Please output the lines shown below exactly as they appear.
──────── Stored data ────────
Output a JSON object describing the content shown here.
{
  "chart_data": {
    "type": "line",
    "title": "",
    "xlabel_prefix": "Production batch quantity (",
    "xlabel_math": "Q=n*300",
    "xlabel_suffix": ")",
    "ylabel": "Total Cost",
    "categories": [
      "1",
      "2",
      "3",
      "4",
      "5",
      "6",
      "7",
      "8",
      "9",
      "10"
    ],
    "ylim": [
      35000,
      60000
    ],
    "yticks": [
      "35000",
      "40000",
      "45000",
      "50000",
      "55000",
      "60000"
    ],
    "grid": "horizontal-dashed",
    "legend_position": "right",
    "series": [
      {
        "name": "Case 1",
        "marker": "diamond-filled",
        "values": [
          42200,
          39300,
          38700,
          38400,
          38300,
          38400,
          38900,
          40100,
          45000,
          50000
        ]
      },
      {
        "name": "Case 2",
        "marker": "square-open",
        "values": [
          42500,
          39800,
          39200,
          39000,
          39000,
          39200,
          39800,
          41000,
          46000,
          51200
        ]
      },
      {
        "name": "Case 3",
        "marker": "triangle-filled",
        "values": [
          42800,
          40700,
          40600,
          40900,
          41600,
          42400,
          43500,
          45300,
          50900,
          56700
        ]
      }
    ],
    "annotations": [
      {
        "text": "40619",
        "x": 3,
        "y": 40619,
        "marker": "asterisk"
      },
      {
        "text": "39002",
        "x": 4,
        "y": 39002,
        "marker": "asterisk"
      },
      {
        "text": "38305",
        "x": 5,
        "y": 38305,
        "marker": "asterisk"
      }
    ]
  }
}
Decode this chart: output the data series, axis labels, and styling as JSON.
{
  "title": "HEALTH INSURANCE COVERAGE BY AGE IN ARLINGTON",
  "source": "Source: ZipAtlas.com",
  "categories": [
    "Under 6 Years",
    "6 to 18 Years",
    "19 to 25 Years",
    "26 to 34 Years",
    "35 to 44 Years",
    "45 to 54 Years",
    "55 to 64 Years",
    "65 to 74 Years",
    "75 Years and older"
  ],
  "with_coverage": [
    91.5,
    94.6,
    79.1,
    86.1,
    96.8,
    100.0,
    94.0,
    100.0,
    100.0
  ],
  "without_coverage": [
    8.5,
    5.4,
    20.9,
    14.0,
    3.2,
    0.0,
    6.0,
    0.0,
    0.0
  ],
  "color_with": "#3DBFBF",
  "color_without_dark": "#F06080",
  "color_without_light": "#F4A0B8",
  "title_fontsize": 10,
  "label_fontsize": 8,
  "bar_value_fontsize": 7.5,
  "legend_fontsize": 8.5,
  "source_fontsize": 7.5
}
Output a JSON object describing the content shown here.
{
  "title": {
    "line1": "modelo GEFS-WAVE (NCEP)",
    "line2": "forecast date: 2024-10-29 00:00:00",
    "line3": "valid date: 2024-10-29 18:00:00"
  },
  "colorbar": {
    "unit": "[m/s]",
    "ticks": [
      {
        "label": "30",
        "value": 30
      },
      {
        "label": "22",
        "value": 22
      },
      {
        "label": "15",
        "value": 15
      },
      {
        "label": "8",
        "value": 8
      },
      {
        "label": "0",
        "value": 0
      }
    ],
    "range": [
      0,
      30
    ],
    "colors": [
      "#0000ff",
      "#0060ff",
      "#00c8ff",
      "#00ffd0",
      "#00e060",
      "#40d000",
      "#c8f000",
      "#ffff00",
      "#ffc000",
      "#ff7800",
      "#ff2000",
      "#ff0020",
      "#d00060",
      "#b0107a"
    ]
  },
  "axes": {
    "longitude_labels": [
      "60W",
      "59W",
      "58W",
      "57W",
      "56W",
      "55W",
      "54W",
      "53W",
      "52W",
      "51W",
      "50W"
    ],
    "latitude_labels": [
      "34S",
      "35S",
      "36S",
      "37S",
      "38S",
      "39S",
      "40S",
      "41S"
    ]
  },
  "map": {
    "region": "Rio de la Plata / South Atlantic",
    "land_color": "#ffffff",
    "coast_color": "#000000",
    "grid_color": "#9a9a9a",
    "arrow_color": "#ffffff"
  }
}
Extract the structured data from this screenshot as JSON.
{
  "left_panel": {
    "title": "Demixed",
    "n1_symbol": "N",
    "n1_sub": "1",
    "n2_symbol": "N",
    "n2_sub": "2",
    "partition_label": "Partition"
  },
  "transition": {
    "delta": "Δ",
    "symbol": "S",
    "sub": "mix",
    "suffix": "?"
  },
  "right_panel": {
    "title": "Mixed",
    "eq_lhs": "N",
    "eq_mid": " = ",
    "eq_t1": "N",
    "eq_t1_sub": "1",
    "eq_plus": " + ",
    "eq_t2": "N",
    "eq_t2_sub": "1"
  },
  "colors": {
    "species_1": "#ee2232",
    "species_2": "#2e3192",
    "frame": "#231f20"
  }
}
────────
**Result for this task:**
Output a JSON object describing the content shown here.
{
  "chart_data": {
    "type": "line",
    "title": "",
    "xlabel_prefix": "Production batch quantity (",
    "xlabel_math": "Q=n*300",
    "xlabel_suffix": ")",
    "ylabel": "Total Cost",
    "categories": [
      "1",
      "2",
      "3",
      "4",
      "5",
      "6",
      "7",
      "8",
      "9",
      "10"
    ],
    "ylim": [
      35000,
      60000
    ],
    "yticks": [
      "35000",
      "40000",
      "45000",
      "50000",
      "55000",
      "60000"
    ],
    "grid": "horizontal-dashed",
    "legend_position": "right",
    "series": [
      {
        "name": "Case 1",
        "marker": "diamond-filled",
        "values": [
          42200,
          39300,
          38700,
          38400,
          38300,
          38400,
          38900,
          40100,
          45000,
          50000
        ]
      },
      {
        "name": "Case 2",
        "marker": "square-open",
        "values": [
          42500,
          39800,
          39200,
          39000,
          39000,
          39200,
          39800,
          41000,
          46000,
          51200
        ]
      },
      {
        "name": "Case 3",
        "marker": "triangle-filled",
        "values": [
          42800,
          40700,
          40600,
          40900,
          41600,
          42400,
          43500,
          45300,
          50900,
          56700
        ]
      }
    ],
    "annotations": [
      {
        "text": "40619",
        "x": 3,
        "y": 40619,
        "marker": "asterisk"
      },
      {
        "text": "39002",
        "x": 4,
        "y": 39002,
        "marker": "asterisk"
      },
      {
        "text": "38305",
        "x": 5,
        "y": 38305,
        "marker": "asterisk"
      }
    ]
  }
}
Decode this chart: output the data series, axis labels, and styling as JSON.
{
  "title": "HEALTH INSURANCE COVERAGE BY AGE IN ARLINGTON",
  "source": "Source: ZipAtlas.com",
  "categories": [
    "Under 6 Years",
    "6 to 18 Years",
    "19 to 25 Years",
    "26 to 34 Years",
    "35 to 44 Years",
    "45 to 54 Years",
    "55 to 64 Years",
    "65 to 74 Years",
    "75 Years and older"
  ],
  "with_coverage": [
    91.5,
    94.6,
    79.1,
    86.1,
    96.8,
    100.0,
    94.0,
    100.0,
    100.0
  ],
  "without_coverage": [
    8.5,
    5.4,
    20.9,
    14.0,
    3.2,
    0.0,
    6.0,
    0.0,
    0.0
  ],
  "color_with": "#3DBFBF",
  "color_without_dark": "#F06080",
  "color_without_light": "#F4A0B8",
  "title_fontsize": 10,
  "label_fontsize": 8,
  "bar_value_fontsize": 7.5,
  "legend_fontsize": 8.5,
  "source_fontsize": 7.5
}
Output a JSON object describing the content shown here.
{
  "title": {
    "line1": "modelo GEFS-WAVE (NCEP)",
    "line2": "forecast date: 2024-10-29 00:00:00",
    "line3": "valid date: 2024-10-29 18:00:00"
  },
  "colorbar": {
    "unit": "[m/s]",
    "ticks": [
      {
        "label": "30",
        "value": 30
      },
      {
        "label": "22",
        "value": 22
      },
      {
        "label": "15",
        "value": 15
      },
      {
        "label": "8",
        "value": 8
      },
      {
        "label": "0",
        "value": 0
      }
    ],
    "range": [
      0,
      30
    ],
    "colors": [
      "#0000ff",
      "#0060ff",
      "#00c8ff",
      "#00ffd0",
      "#00e060",
      "#40d000",
      "#c8f000",
      "#ffff00",
      "#ffc000",
      "#ff7800",
      "#ff2000",
      "#ff0020",
      "#d00060",
      "#b0107a"
    ]
  },
  "axes": {
    "longitude_labels": [
      "60W",
      "59W",
      "58W",
      "57W",
      "56W",
      "55W",
      "54W",
      "53W",
      "52W",
      "51W",
      "50W"
    ],
    "latitude_labels": [
      "34S",
      "35S",
      "36S",
      "37S",
      "38S",
      "39S",
      "40S",
      "41S"
    ]
  },
  "map": {
    "region": "Rio de la Plata / South Atlantic",
    "land_color": "#ffffff",
    "coast_color": "#000000",
    "grid_color": "#9a9a9a",
    "arrow_color": "#ffffff"
  }
}
Extract the structured data from this screenshot as JSON.
{
  "left_panel": {
    "title": "Demixed",
    "n1_symbol": "N",
    "n1_sub": "1",
    "n2_symbol": "N",
    "n2_sub": "2",
    "partition_label": "Partition"
  },
  "transition": {
    "delta": "Δ",
    "symbol": "S",
    "sub": "mix",
    "suffix": "?"
  },
  "right_panel": {
    "title": "Mixed",
    "eq_lhs": "N",
    "eq_mid": " = ",
    "eq_t1": "N",
    "eq_t1_sub": "1",
    "eq_plus": " + ",
    "eq_t2": "N",
    "eq_t2_sub": "1"
  },
  "colors": {
    "species_1": "#ee2232",
    "species_2": "#2e3192",
    "frame": "#231f20"
  }
}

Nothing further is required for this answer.